## EXERCISE
Copy each line that holds "What".

## PROVIDED DATA
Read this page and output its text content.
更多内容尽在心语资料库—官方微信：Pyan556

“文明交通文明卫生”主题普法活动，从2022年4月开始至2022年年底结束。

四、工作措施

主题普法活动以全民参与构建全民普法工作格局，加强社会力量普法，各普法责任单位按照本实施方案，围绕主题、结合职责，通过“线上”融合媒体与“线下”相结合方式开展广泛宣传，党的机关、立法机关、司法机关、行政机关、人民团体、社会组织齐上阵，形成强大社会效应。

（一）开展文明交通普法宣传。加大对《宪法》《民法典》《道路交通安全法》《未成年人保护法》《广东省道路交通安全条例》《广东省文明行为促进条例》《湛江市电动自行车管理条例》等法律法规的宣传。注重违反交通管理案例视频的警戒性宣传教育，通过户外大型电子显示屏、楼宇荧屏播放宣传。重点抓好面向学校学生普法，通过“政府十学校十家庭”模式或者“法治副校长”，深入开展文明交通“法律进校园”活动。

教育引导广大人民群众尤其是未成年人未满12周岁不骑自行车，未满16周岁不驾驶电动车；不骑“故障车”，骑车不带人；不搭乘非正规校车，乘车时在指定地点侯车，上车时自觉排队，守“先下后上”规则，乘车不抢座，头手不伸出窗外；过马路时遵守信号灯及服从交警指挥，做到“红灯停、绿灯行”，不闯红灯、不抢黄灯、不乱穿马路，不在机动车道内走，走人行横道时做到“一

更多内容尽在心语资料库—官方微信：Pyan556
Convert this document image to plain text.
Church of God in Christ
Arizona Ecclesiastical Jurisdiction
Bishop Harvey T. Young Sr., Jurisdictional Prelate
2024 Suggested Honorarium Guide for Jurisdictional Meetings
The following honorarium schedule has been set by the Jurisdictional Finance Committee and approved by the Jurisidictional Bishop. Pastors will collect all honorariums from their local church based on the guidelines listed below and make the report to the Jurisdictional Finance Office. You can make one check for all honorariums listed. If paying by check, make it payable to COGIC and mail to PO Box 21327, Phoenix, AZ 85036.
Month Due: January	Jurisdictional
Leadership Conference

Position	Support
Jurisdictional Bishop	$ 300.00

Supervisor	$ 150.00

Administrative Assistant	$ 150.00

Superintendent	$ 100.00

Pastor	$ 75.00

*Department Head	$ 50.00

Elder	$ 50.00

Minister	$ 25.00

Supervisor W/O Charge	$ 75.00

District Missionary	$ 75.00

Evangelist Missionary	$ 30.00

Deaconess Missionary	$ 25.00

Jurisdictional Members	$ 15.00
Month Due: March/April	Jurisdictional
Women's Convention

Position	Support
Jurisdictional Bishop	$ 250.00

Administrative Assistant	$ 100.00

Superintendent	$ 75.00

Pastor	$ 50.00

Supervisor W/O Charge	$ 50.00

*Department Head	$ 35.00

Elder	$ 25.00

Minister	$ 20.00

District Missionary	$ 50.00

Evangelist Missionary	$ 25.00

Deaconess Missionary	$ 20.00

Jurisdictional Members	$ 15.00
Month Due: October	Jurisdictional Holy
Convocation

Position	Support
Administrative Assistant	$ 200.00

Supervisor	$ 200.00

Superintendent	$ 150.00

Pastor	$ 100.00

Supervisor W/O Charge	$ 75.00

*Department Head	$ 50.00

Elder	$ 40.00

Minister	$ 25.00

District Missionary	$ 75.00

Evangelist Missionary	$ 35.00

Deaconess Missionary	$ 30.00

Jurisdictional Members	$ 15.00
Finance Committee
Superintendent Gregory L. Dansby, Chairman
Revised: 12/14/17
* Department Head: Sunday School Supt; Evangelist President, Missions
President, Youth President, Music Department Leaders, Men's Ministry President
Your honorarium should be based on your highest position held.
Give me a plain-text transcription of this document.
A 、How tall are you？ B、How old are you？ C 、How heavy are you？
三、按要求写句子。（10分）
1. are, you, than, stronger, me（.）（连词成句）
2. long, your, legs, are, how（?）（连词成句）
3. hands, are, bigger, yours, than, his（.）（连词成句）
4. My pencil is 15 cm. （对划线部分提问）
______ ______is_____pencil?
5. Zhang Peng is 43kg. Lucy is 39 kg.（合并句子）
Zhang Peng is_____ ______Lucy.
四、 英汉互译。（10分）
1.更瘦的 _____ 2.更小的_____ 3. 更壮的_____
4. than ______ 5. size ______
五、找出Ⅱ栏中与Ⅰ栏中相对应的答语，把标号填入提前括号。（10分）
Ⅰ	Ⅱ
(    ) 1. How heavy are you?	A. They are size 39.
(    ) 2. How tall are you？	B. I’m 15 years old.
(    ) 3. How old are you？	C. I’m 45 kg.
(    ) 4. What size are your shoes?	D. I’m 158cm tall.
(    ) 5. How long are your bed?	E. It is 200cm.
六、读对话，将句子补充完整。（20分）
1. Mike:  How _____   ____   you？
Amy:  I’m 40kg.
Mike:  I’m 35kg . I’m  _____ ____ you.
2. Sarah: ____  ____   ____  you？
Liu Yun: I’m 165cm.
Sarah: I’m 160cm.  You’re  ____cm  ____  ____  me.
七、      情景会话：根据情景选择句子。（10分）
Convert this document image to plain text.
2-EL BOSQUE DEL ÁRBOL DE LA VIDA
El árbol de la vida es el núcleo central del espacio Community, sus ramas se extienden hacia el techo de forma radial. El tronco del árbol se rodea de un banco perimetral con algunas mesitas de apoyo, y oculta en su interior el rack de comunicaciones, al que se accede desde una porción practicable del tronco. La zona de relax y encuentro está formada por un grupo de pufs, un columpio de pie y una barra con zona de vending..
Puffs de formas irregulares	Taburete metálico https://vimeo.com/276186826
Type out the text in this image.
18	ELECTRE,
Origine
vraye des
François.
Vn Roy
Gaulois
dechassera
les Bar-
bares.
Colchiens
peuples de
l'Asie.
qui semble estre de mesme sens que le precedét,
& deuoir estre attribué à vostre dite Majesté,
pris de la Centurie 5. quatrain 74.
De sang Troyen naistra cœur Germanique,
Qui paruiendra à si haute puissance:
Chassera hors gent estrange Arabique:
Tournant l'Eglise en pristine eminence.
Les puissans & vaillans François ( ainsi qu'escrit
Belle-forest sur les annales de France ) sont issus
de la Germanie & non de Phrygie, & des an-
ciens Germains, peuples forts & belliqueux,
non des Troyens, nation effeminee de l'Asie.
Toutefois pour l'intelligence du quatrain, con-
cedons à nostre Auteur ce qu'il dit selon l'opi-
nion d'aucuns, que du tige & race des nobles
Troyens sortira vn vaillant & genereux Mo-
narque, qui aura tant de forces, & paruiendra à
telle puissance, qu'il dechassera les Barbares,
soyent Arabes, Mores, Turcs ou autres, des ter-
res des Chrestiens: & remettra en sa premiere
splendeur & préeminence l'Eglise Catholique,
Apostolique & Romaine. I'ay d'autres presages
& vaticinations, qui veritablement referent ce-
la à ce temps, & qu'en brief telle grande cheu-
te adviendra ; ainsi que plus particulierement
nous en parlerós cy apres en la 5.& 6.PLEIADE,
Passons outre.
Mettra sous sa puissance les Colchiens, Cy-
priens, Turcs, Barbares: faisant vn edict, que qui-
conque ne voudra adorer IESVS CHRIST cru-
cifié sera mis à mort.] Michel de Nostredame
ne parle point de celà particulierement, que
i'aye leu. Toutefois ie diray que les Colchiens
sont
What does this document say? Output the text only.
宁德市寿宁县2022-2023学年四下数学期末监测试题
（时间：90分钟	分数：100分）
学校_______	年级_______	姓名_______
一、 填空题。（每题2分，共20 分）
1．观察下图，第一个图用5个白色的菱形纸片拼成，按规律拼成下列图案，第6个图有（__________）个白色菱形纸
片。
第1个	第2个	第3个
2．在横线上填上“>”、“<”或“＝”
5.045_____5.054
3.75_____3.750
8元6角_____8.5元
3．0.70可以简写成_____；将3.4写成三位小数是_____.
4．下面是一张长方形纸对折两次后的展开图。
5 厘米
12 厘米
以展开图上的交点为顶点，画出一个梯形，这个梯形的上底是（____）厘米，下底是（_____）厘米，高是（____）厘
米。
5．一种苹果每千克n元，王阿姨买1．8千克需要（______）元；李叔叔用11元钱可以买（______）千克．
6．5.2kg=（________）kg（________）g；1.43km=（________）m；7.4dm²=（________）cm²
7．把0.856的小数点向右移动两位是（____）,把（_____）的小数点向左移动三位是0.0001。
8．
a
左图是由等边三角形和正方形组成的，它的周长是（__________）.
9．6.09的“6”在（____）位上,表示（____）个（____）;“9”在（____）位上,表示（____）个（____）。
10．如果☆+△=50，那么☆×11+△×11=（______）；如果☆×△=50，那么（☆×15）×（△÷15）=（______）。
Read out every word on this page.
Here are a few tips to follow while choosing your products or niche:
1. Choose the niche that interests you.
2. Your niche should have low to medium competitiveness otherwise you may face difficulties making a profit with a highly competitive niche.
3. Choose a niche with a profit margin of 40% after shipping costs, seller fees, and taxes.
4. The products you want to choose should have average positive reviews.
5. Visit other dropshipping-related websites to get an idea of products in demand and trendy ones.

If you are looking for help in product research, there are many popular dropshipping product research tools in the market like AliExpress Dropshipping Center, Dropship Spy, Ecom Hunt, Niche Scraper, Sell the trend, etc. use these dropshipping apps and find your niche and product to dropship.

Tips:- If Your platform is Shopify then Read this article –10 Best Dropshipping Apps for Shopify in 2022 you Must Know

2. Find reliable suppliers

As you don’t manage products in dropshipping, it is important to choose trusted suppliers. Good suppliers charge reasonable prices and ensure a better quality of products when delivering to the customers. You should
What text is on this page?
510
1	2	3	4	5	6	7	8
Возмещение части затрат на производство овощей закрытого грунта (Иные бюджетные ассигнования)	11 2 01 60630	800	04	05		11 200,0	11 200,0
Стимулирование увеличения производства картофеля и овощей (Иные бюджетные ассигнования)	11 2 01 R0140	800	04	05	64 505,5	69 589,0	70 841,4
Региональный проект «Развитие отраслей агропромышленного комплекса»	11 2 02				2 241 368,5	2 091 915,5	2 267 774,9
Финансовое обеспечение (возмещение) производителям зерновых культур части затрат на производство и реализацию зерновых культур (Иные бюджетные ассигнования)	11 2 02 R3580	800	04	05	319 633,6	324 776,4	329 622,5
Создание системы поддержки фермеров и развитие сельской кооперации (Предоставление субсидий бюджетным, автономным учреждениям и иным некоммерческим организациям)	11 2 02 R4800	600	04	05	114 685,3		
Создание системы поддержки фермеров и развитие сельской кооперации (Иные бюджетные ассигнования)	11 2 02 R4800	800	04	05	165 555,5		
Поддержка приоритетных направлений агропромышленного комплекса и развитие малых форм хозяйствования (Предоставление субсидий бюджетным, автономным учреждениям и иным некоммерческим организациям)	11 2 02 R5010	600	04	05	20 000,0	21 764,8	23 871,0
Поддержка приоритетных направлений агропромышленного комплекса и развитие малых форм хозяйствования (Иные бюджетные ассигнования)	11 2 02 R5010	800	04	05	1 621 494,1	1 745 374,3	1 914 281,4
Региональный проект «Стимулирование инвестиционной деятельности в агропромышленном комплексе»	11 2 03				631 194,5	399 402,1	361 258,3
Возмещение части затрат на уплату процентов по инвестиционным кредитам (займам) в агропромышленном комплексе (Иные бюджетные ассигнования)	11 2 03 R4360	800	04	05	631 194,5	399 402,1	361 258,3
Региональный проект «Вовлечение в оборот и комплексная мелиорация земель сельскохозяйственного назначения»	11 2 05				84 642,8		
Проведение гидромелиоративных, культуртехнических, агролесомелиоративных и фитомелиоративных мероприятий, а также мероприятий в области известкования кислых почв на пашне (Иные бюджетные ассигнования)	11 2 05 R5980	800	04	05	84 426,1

## ANSWER
(    ) 4. What size are your shoes?	D. I’m 158cm tall.
What does this document say? Output the text only.
What text is on this page?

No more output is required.